## [What to produce]
With pictures left out, set down every record word for word.
#### Input records
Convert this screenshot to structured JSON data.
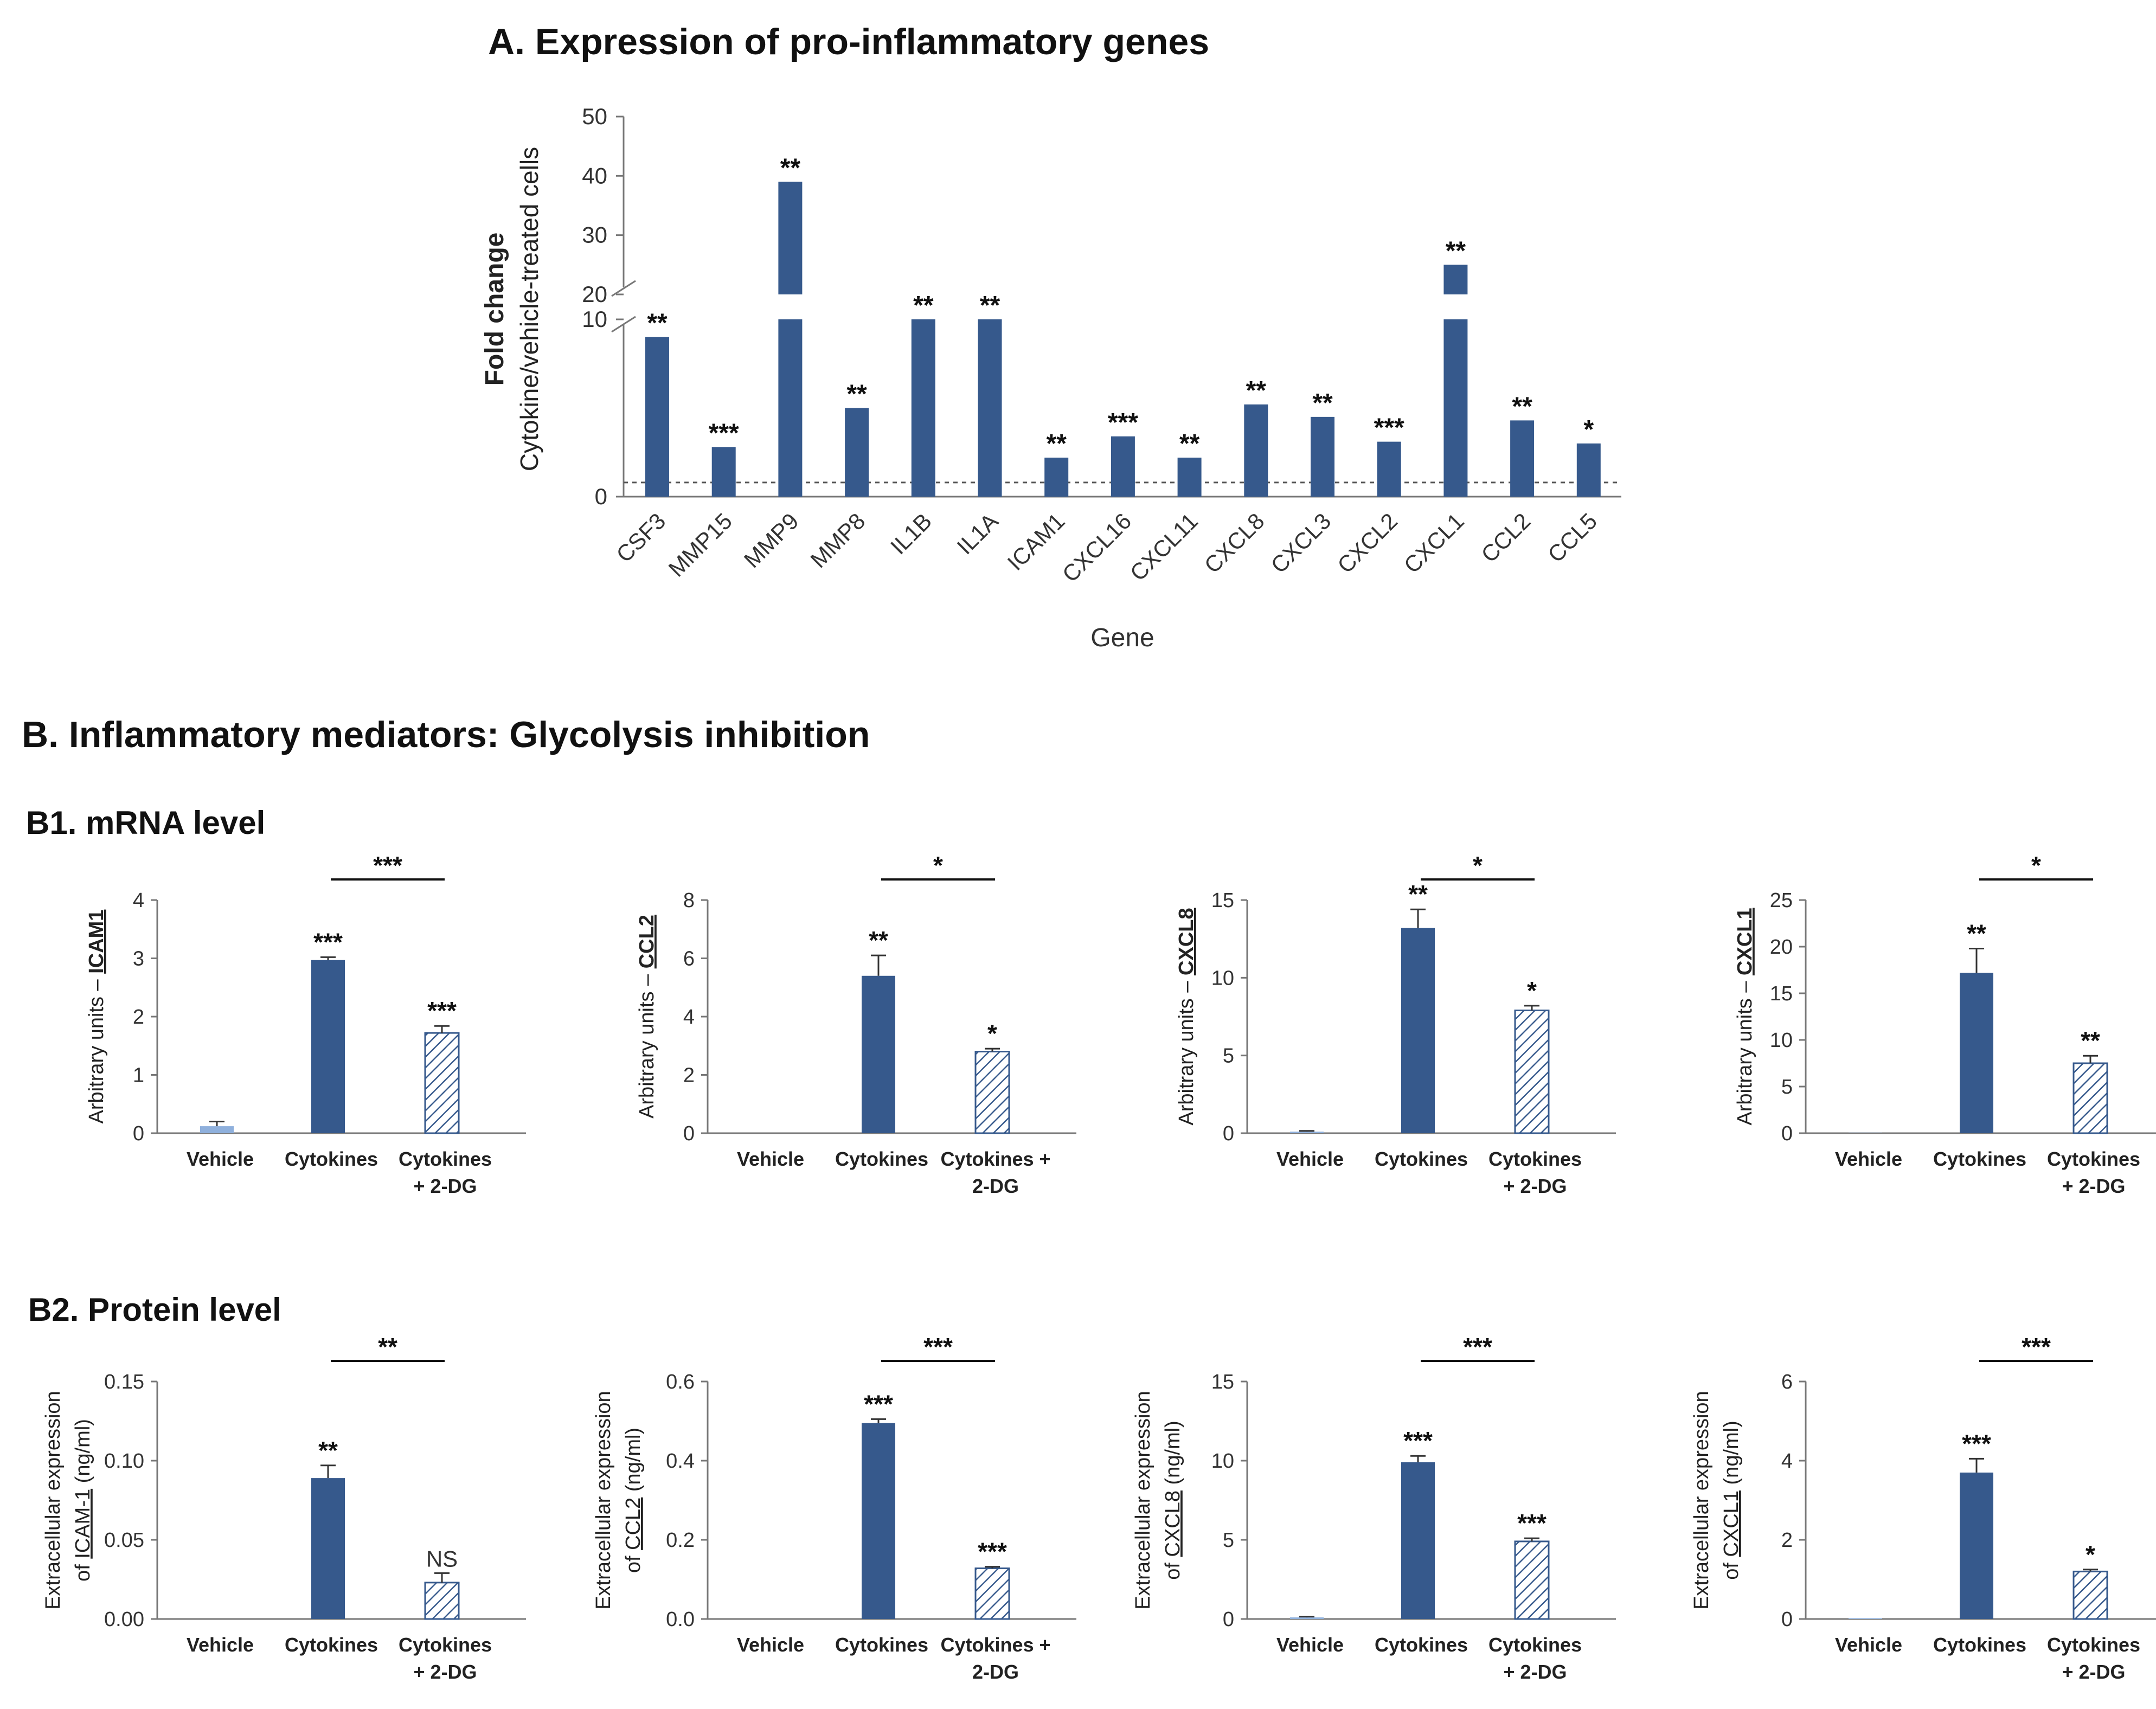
{
  "colors": {
    "cytokines": "#36598c",
    "vehicle": "#8fb0dc",
    "hatch": "#36598c",
    "axis": "#777777"
  },
  "titles": {
    "panel_a": "A. Expression of pro-inflammatory genes",
    "panel_b": "B. Inflammatory mediators: Glycolysis inhibition",
    "panel_b1": "B1. mRNA level",
    "panel_b2": "B2. Protein level"
  },
  "chart_data": [
    {
      "id": "A",
      "type": "bar",
      "title": "A. Expression of pro-inflammatory genes",
      "xlabel": "Gene",
      "ylabel_line1": "Fold change",
      "ylabel_line2": "Cytokine/vehicle-treated cells",
      "axis_break": {
        "lower": [
          0,
          10
        ],
        "upper": [
          20,
          50
        ]
      },
      "yticks": [
        "0",
        "10",
        "20",
        "30",
        "40",
        "50"
      ],
      "categories": [
        "CSF3",
        "MMP15",
        "MMP9",
        "MMP8",
        "IL1B",
        "IL1A",
        "ICAM1",
        "CXCL16",
        "CXCL11",
        "CXCL8",
        "CXCL3",
        "CXCL2",
        "CXCL1",
        "CCL2",
        "CCL5"
      ],
      "values": [
        9,
        2.8,
        39,
        5,
        12,
        12,
        2.2,
        3.4,
        2.2,
        5.2,
        4.5,
        3.1,
        25,
        4.3,
        3
      ],
      "significance": [
        "**",
        "***",
        "**",
        "**",
        "**",
        "**",
        "**",
        "***",
        "**",
        "**",
        "**",
        "***",
        "**",
        "**",
        "*"
      ],
      "reference_line": 0.8
    },
    {
      "id": "B1-ICAM1",
      "type": "bar",
      "group": "mRNA",
      "ylabel_prefix": "Arbitrary units – ",
      "ylabel_gene": "ICAM1",
      "categories": [
        "Vehicle",
        "Cytokines",
        "Cytokines\n+ 2-DG"
      ],
      "values": [
        0.12,
        2.97,
        1.72
      ],
      "errors": [
        0.08,
        0.05,
        0.12
      ],
      "ylim": [
        0,
        4
      ],
      "yticks": [
        "0",
        "1",
        "2",
        "3",
        "4"
      ],
      "bar_sig": [
        "",
        "***",
        "***"
      ],
      "bracket_sig": "***"
    },
    {
      "id": "B1-CCL2",
      "type": "bar",
      "group": "mRNA",
      "ylabel_prefix": "Arbitrary units – ",
      "ylabel_gene": "CCL2",
      "categories": [
        "Vehicle",
        "Cytokines",
        "Cytokines +\n2-DG"
      ],
      "values": [
        0,
        5.4,
        2.8
      ],
      "errors": [
        0,
        0.7,
        0.1
      ],
      "ylim": [
        0,
        8
      ],
      "yticks": [
        "0",
        "2",
        "4",
        "6",
        "8"
      ],
      "bar_sig": [
        "",
        "**",
        "*"
      ],
      "bracket_sig": "*"
    },
    {
      "id": "B1-CXCL8",
      "type": "bar",
      "group": "mRNA",
      "ylabel_prefix": "Arbitrary units – ",
      "ylabel_gene": "CXCL8",
      "categories": [
        "Vehicle",
        "Cytokines",
        "Cytokines\n+ 2-DG"
      ],
      "values": [
        0.1,
        13.2,
        7.9
      ],
      "errors": [
        0.05,
        1.2,
        0.3
      ],
      "ylim": [
        0,
        15
      ],
      "yticks": [
        "0",
        "5",
        "10",
        "15"
      ],
      "bar_sig": [
        "",
        "**",
        "*"
      ],
      "bracket_sig": "*"
    },
    {
      "id": "B1-CXCL1",
      "type": "bar",
      "group": "mRNA",
      "ylabel_prefix": "Arbitrary units – ",
      "ylabel_gene": "CXCL1",
      "categories": [
        "Vehicle",
        "Cytokines",
        "Cytokines\n+ 2-DG"
      ],
      "values": [
        0.05,
        17.2,
        7.5
      ],
      "errors": [
        0,
        2.6,
        0.8
      ],
      "ylim": [
        0,
        25
      ],
      "yticks": [
        "0",
        "5",
        "10",
        "15",
        "20",
        "25"
      ],
      "bar_sig": [
        "",
        "**",
        "**"
      ],
      "bracket_sig": "*"
    },
    {
      "id": "B2-ICAM1",
      "type": "bar",
      "group": "protein",
      "ylabel_line1": "Extracellular expression",
      "ylabel_prefix": "of ",
      "ylabel_gene": "ICAM-1",
      "ylabel_suffix": " (ng/ml)",
      "categories": [
        "Vehicle",
        "Cytokines",
        "Cytokines\n+ 2-DG"
      ],
      "values": [
        0,
        0.089,
        0.023
      ],
      "errors": [
        0,
        0.008,
        0.006
      ],
      "ylim": [
        0,
        0.15
      ],
      "yticks": [
        "0.00",
        "0.05",
        "0.10",
        "0.15"
      ],
      "bar_sig": [
        "",
        "**",
        "NS"
      ],
      "bracket_sig": "**"
    },
    {
      "id": "B2-CCL2",
      "type": "bar",
      "group": "protein",
      "ylabel_line1": "Extracellular expression",
      "ylabel_prefix": "of ",
      "ylabel_gene": "CCL2",
      "ylabel_suffix": " (ng/ml)",
      "categories": [
        "Vehicle",
        "Cytokines",
        "Cytokines +\n2-DG"
      ],
      "values": [
        0,
        0.495,
        0.128
      ],
      "errors": [
        0,
        0.01,
        0.004
      ],
      "ylim": [
        0,
        0.6
      ],
      "yticks": [
        "0.0",
        "0.2",
        "0.4",
        "0.6"
      ],
      "bar_sig": [
        "",
        "***",
        "***"
      ],
      "bracket_sig": "***"
    },
    {
      "id": "B2-CXCL8",
      "type": "bar",
      "group": "protein",
      "ylabel_line1": "Extracellular expression",
      "ylabel_prefix": "of ",
      "ylabel_gene": "CXCL8",
      "ylabel_suffix": " (ng/ml)",
      "categories": [
        "Vehicle",
        "Cytokines",
        "Cytokines\n+ 2-DG"
      ],
      "values": [
        0.1,
        9.9,
        4.9
      ],
      "errors": [
        0.05,
        0.4,
        0.2
      ],
      "ylim": [
        0,
        15
      ],
      "yticks": [
        "0",
        "5",
        "10",
        "15"
      ],
      "bar_sig": [
        "",
        "***",
        "***"
      ],
      "bracket_sig": "***"
    },
    {
      "id": "B2-CXCL1",
      "type": "bar",
      "group": "protein",
      "ylabel_line1": "Extracellular expression",
      "ylabel_prefix": "of ",
      "ylabel_gene": "CXCL1",
      "ylabel_suffix": " (ng/ml)",
      "categories": [
        "Vehicle",
        "Cytokines",
        "Cytokines\n+ 2-DG"
      ],
      "values": [
        0.02,
        3.7,
        1.2
      ],
      "errors": [
        0,
        0.35,
        0.05
      ],
      "ylim": [
        0,
        6
      ],
      "yticks": [
        "0",
        "2",
        "4",
        "6"
      ],
      "bar_sig": [
        "",
        "***",
        "*"
      ],
      "bracket_sig": "***"
    }
  ]
}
########
## [Solution to this task]
Convert this screenshot to structured JSON data.
{
  "colors": {
    "cytokines": "#36598c",
    "vehicle": "#8fb0dc",
    "hatch": "#36598c",
    "axis": "#777777"
  },
  "titles": {
    "panel_a": "A. Expression of pro-inflammatory genes",
    "panel_b": "B. Inflammatory mediators: Glycolysis inhibition",
    "panel_b1": "B1. mRNA level",
    "panel_b2": "B2. Protein level"
  },
  "chart_data": [
    {
      "id": "A",
      "type": "bar",
      "title": "A. Expression of pro-inflammatory genes",
      "xlabel": "Gene",
      "ylabel_line1": "Fold change",
      "ylabel_line2": "Cytokine/vehicle-treated cells",
      "axis_break": {
        "lower": [
          0,
          10
        ],
        "upper": [
          20,
          50
        ]
      },
      "yticks": [
        "0",
        "10",
        "20",
        "30",
        "40",
        "50"
      ],
      "categories": [
        "CSF3",
        "MMP15",
        "MMP9",
        "MMP8",
        "IL1B",
        "IL1A",
        "ICAM1",
        "CXCL16",
        "CXCL11",
        "CXCL8",
        "CXCL3",
        "CXCL2",
        "CXCL1",
        "CCL2",
        "CCL5"
      ],
      "values": [
        9,
        2.8,
        39,
        5,
        12,
        12,
        2.2,
        3.4,
        2.2,
        5.2,
        4.5,
        3.1,
        25,
        4.3,
        3
      ],
      "significance": [
        "**",
        "***",
        "**",
        "**",
        "**",
        "**",
        "**",
        "***",
        "**",
        "**",
        "**",
        "***",
        "**",
        "**",
        "*"
      ],
      "reference_line": 0.8
    },
    {
      "id": "B1-ICAM1",
      "type": "bar",
      "group": "mRNA",
      "ylabel_prefix": "Arbitrary units – ",
      "ylabel_gene": "ICAM1",
      "categories": [
        "Vehicle",
        "Cytokines",
        "Cytokines\n+ 2-DG"
      ],
      "values": [
        0.12,
        2.97,
        1.72
      ],
      "errors": [
        0.08,
        0.05,
        0.12
      ],
      "ylim": [
        0,
        4
      ],
      "yticks": [
        "0",
        "1",
        "2",
        "3",
        "4"
      ],
      "bar_sig": [
        "",
        "***",
        "***"
      ],
      "bracket_sig": "***"
    },
    {
      "id": "B1-CCL2",
      "type": "bar",
      "group": "mRNA",
      "ylabel_prefix": "Arbitrary units – ",
      "ylabel_gene": "CCL2",
      "categories": [
        "Vehicle",
        "Cytokines",
        "Cytokines +\n2-DG"
      ],
      "values": [
        0,
        5.4,
        2.8
      ],
      "errors": [
        0,
        0.7,
        0.1
      ],
      "ylim": [
        0,
        8
      ],
      "yticks": [
        "0",
        "2",
        "4",
        "6",
        "8"
      ],
      "bar_sig": [
        "",
        "**",
        "*"
      ],
      "bracket_sig": "*"
    },
    {
      "id": "B1-CXCL8",
      "type": "bar",
      "group": "mRNA",
      "ylabel_prefix": "Arbitrary units – ",
      "ylabel_gene": "CXCL8",
      "categories": [
        "Vehicle",
        "Cytokines",
        "Cytokines\n+ 2-DG"
      ],
      "values": [
        0.1,
        13.2,
        7.9
      ],
      "errors": [
        0.05,
        1.2,
        0.3
      ],
      "ylim": [
        0,
        15
      ],
      "yticks": [
        "0",
        "5",
        "10",
        "15"
      ],
      "bar_sig": [
        "",
        "**",
        "*"
      ],
      "bracket_sig": "*"
    },
    {
      "id": "B1-CXCL1",
      "type": "bar",
      "group": "mRNA",
      "ylabel_prefix": "Arbitrary units – ",
      "ylabel_gene": "CXCL1",
      "categories": [
        "Vehicle",
        "Cytokines",
        "Cytokines\n+ 2-DG"
      ],
      "values": [
        0.05,
        17.2,
        7.5
      ],
      "errors": [
        0,
        2.6,
        0.8
      ],
      "ylim": [
        0,
        25
      ],
      "yticks": [
        "0",
        "5",
        "10",
        "15",
        "20",
        "25"
      ],
      "bar_sig": [
        "",
        "**",
        "**"
      ],
      "bracket_sig": "*"
    },
    {
      "id": "B2-ICAM1",
      "type": "bar",
      "group": "protein",
      "ylabel_line1": "Extracellular expression",
      "ylabel_prefix": "of ",
      "ylabel_gene": "ICAM-1",
      "ylabel_suffix": " (ng/ml)",
      "categories": [
        "Vehicle",
        "Cytokines",
        "Cytokines\n+ 2-DG"
      ],
      "values": [
        0,
        0.089,
        0.023
      ],
      "errors": [
        0,
        0.008,
        0.006
      ],
      "ylim": [
        0,
        0.15
      ],
      "yticks": [
        "0.00",
        "0.05",
        "0.10",
        "0.15"
      ],
      "bar_sig": [
        "",
        "**",
        "NS"
      ],
      "bracket_sig": "**"
    },
    {
      "id": "B2-CCL2",
      "type": "bar",
      "group": "protein",
      "ylabel_line1": "Extracellular expression",
      "ylabel_prefix": "of ",
      "ylabel_gene": "CCL2",
      "ylabel_suffix": " (ng/ml)",
      "categories": [
        "Vehicle",
        "Cytokines",
        "Cytokines +\n2-DG"
      ],
      "values": [
        0,
        0.495,
        0.128
      ],
      "errors": [
        0,
        0.01,
        0.004
      ],
      "ylim": [
        0,
        0.6
      ],
      "yticks": [
        "0.0",
        "0.2",
        "0.4",
        "0.6"
      ],
      "bar_sig": [
        "",
        "***",
        "***"
      ],
      "bracket_sig": "***"
    },
    {
      "id": "B2-CXCL8",
      "type": "bar",
      "group": "protein",
      "ylabel_line1": "Extracellular expression",
      "ylabel_prefix": "of ",
      "ylabel_gene": "CXCL8",
      "ylabel_suffix": " (ng/ml)",
      "categories": [
        "Vehicle",
        "Cytokines",
        "Cytokines\n+ 2-DG"
      ],
      "values": [
        0.1,
        9.9,
        4.9
      ],
      "errors": [
        0.05,
        0.4,
        0.2
      ],
      "ylim": [
        0,
        15
      ],
      "yticks": [
        "0",
        "5",
        "10",
        "15"
      ],
      "bar_sig": [
        "",
        "***",
        "***"
      ],
      "bracket_sig": "***"
    },
    {
      "id": "B2-CXCL1",
      "type": "bar",
      "group": "protein",
      "ylabel_line1": "Extracellular expression",
      "ylabel_prefix": "of ",
      "ylabel_gene": "CXCL1",
      "ylabel_suffix": " (ng/ml)",
      "categories": [
        "Vehicle",
        "Cytokines",
        "Cytokines\n+ 2-DG"
      ],
      "values": [
        0.02,
        3.7,
        1.2
      ],
      "errors": [
        0,
        0.35,
        0.05
      ],
      "ylim": [
        0,
        6
      ],
      "yticks": [
        "0",
        "2",
        "4",
        "6"
      ],
      "bar_sig": [
        "",
        "***",
        "*"
      ],
      "bracket_sig": "***"
    }
  ]
}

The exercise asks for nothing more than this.